• [Data shown]
** start **

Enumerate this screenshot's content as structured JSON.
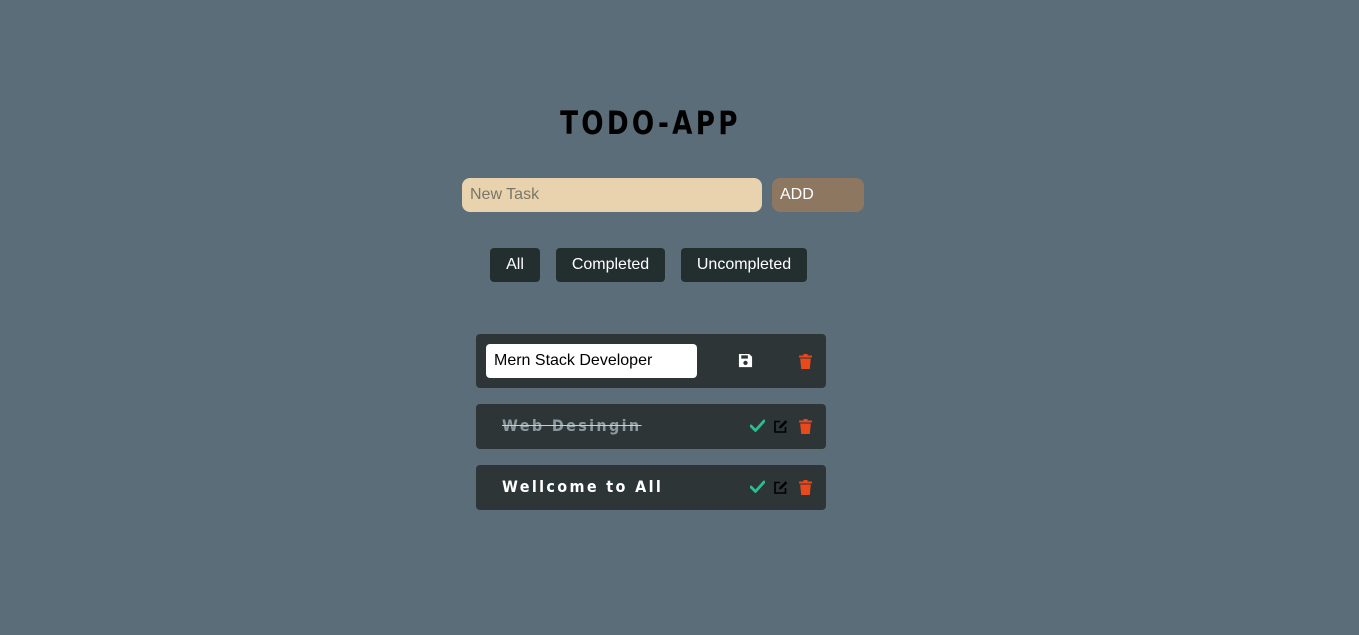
{
  "header": {
    "title": "TODO-APP"
  },
  "new_task": {
    "placeholder": "New Task",
    "value": "",
    "add_label": "ADD"
  },
  "filters": [
    {
      "label": "All"
    },
    {
      "label": "Completed"
    },
    {
      "label": "Uncompleted"
    }
  ],
  "todos": [
    {
      "text": "Mern Stack Developer",
      "completed": false,
      "editing": true,
      "icons": [
        "save-icon",
        "trash-icon"
      ]
    },
    {
      "text": "Web Desingin",
      "completed": true,
      "editing": false,
      "icons": [
        "check-icon",
        "edit-icon",
        "trash-icon"
      ]
    },
    {
      "text": "Wellcome to All",
      "completed": false,
      "editing": false,
      "icons": [
        "check-icon",
        "edit-icon",
        "trash-icon"
      ]
    }
  ],
  "colors": {
    "background": "#5a6d79",
    "input_bg": "#e8d3ae",
    "add_button_bg": "#8e7760",
    "filter_button_bg": "#232e2f",
    "row_bg": "#2e3536",
    "check": "#2bbf8d",
    "trash": "#e8491d"
  }
}
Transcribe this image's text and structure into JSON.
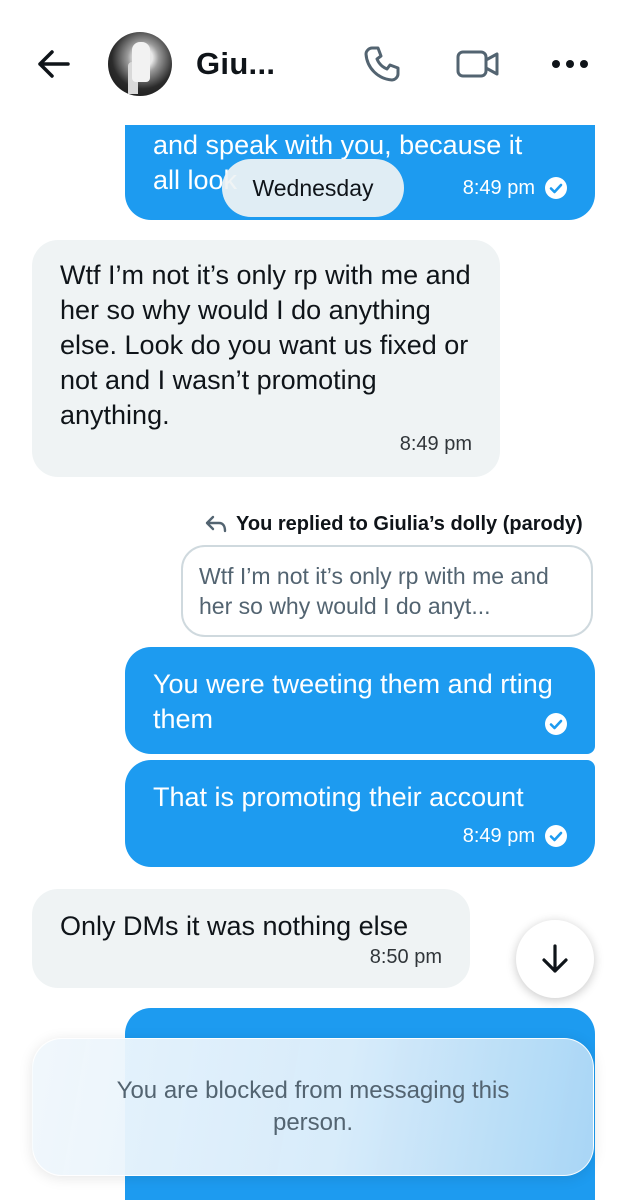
{
  "header": {
    "contact_name": "Giu...",
    "back_icon": "arrow-left-icon",
    "phone_icon": "phone-icon",
    "video_icon": "video-camera-icon",
    "more_icon": "more-horizontal-icon"
  },
  "day_separator": "Wednesday",
  "messages": [
    {
      "direction": "sent",
      "text": "and speak with you, because it\nall look",
      "time": "8:49 pm",
      "read": true
    },
    {
      "direction": "received",
      "text": "Wtf I’m not it’s only rp with me and her so why would I do anything else. Look do you want us fixed or not and I wasn’t promoting anything.",
      "time": "8:49 pm"
    },
    {
      "direction": "sent",
      "text": "You were tweeting them and rting them",
      "time": "",
      "read": true
    },
    {
      "direction": "sent",
      "text": "That is promoting their account",
      "time": "8:49 pm",
      "read": true
    },
    {
      "direction": "received",
      "text": "Only DMs it was nothing else",
      "time": "8:50 pm"
    },
    {
      "direction": "sent",
      "text": "",
      "time": "",
      "read": false
    }
  ],
  "reply_context": {
    "label": "You replied to Giulia’s dolly (parody)",
    "quoted_text": "Wtf I’m not it’s only rp with me and her so why would I do anyt..."
  },
  "scroll_button": {
    "icon": "arrow-down-icon"
  },
  "blocked_notice": "You are blocked from messaging this person.",
  "colors": {
    "accent": "#1d9bf0",
    "received_bubble": "#eff3f4",
    "text": "#0f1419",
    "muted": "#536471"
  }
}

** end **

• [What needs to be done]
From the entries above, copy every line containing the word "else".

• [Reply to the task]
      "text": "Wtf I’m not it’s only rp with me and her so why would I do anything else. Look do you want us fixed or not and I wasn’t promoting anything.",
      "text": "Only DMs it was nothing else",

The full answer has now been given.